* Begin Dataset content *

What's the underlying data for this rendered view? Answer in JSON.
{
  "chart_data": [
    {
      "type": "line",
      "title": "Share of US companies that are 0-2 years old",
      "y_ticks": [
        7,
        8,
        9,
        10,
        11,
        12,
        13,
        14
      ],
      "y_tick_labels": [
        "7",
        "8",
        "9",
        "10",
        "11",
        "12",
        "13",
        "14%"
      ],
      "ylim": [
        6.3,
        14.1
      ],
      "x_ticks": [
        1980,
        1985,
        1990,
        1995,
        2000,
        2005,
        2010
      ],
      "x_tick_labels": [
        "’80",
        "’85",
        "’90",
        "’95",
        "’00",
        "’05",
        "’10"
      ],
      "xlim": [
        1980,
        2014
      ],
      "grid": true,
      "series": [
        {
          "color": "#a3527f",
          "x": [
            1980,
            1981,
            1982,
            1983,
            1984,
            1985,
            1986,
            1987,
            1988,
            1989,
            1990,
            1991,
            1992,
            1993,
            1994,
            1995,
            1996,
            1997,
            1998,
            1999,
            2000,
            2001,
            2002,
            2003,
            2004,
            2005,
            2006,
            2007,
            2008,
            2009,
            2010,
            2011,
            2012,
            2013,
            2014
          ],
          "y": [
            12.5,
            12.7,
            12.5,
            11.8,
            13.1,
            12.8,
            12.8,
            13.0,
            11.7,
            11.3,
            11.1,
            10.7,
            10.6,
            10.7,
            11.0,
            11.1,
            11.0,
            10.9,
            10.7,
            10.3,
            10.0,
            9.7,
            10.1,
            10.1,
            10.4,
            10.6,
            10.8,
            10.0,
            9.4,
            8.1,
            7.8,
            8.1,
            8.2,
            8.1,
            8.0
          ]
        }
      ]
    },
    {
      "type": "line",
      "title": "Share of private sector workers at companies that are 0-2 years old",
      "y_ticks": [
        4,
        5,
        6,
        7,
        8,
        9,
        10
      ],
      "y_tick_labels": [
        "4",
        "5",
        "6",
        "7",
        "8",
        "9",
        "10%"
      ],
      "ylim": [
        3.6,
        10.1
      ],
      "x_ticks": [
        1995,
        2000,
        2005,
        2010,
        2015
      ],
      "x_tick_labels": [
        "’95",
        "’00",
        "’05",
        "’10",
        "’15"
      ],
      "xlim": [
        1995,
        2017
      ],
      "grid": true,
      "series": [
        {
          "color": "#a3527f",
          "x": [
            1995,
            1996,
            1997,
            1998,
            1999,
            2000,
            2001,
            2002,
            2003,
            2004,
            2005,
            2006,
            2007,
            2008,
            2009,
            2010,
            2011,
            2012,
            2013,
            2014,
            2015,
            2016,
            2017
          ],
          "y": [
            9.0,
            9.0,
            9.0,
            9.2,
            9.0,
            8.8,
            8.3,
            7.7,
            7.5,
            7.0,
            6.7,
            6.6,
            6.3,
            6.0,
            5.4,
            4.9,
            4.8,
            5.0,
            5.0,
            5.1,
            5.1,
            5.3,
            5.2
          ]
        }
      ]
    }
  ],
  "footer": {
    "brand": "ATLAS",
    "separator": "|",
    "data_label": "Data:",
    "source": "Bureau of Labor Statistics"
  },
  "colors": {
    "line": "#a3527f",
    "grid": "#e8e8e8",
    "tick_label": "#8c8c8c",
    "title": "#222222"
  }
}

* End Dataset content *

Give the data again, exactly as it stands.

What's the underlying data for this rendered view? Answer in JSON.
{
  "chart_data": [
    {
      "type": "line",
      "title": "Share of US companies that are 0-2 years old",
      "y_ticks": [
        7,
        8,
        9,
        10,
        11,
        12,
        13,
        14
      ],
      "y_tick_labels": [
        "7",
        "8",
        "9",
        "10",
        "11",
        "12",
        "13",
        "14%"
      ],
      "ylim": [
        6.3,
        14.1
      ],
      "x_ticks": [
        1980,
        1985,
        1990,
        1995,
        2000,
        2005,
        2010
      ],
      "x_tick_labels": [
        "’80",
        "’85",
        "’90",
        "’95",
        "’00",
        "’05",
        "’10"
      ],
      "xlim": [
        1980,
        2014
      ],
      "grid": true,
      "series": [
        {
          "color": "#a3527f",
          "x": [
            1980,
            1981,
            1982,
            1983,
            1984,
            1985,
            1986,
            1987,
            1988,
            1989,
            1990,
            1991,
            1992,
            1993,
            1994,
            1995,
            1996,
            1997,
            1998,
            1999,
            2000,
            2001,
            2002,
            2003,
            2004,
            2005,
            2006,
            2007,
            2008,
            2009,
            2010,
            2011,
            2012,
            2013,
            2014
          ],
          "y": [
            12.5,
            12.7,
            12.5,
            11.8,
            13.1,
            12.8,
            12.8,
            13.0,
            11.7,
            11.3,
            11.1,
            10.7,
            10.6,
            10.7,
            11.0,
            11.1,
            11.0,
            10.9,
            10.7,
            10.3,
            10.0,
            9.7,
            10.1,
            10.1,
            10.4,
            10.6,
            10.8,
            10.0,
            9.4,
            8.1,
            7.8,
            8.1,
            8.2,
            8.1,
            8.0
          ]
        }
      ]
    },
    {
      "type": "line",
      "title": "Share of private sector workers at companies that are 0-2 years old",
      "y_ticks": [
        4,
        5,
        6,
        7,
        8,
        9,
        10
      ],
      "y_tick_labels": [
        "4",
        "5",
        "6",
        "7",
        "8",
        "9",
        "10%"
      ],
      "ylim": [
        3.6,
        10.1
      ],
      "x_ticks": [
        1995,
        2000,
        2005,
        2010,
        2015
      ],
      "x_tick_labels": [
        "’95",
        "’00",
        "’05",
        "’10",
        "’15"
      ],
      "xlim": [
        1995,
        2017
      ],
      "grid": true,
      "series": [
        {
          "color": "#a3527f",
          "x": [
            1995,
            1996,
            1997,
            1998,
            1999,
            2000,
            2001,
            2002,
            2003,
            2004,
            2005,
            2006,
            2007,
            2008,
            2009,
            2010,
            2011,
            2012,
            2013,
            2014,
            2015,
            2016,
            2017
          ],
          "y": [
            9.0,
            9.0,
            9.0,
            9.2,
            9.0,
            8.8,
            8.3,
            7.7,
            7.5,
            7.0,
            6.7,
            6.6,
            6.3,
            6.0,
            5.4,
            4.9,
            4.8,
            5.0,
            5.0,
            5.1,
            5.1,
            5.3,
            5.2
          ]
        }
      ]
    }
  ],
  "footer": {
    "brand": "ATLAS",
    "separator": "|",
    "data_label": "Data:",
    "source": "Bureau of Labor Statistics"
  },
  "colors": {
    "line": "#a3527f",
    "grid": "#e8e8e8",
    "tick_label": "#8c8c8c",
    "title": "#222222"
  }
}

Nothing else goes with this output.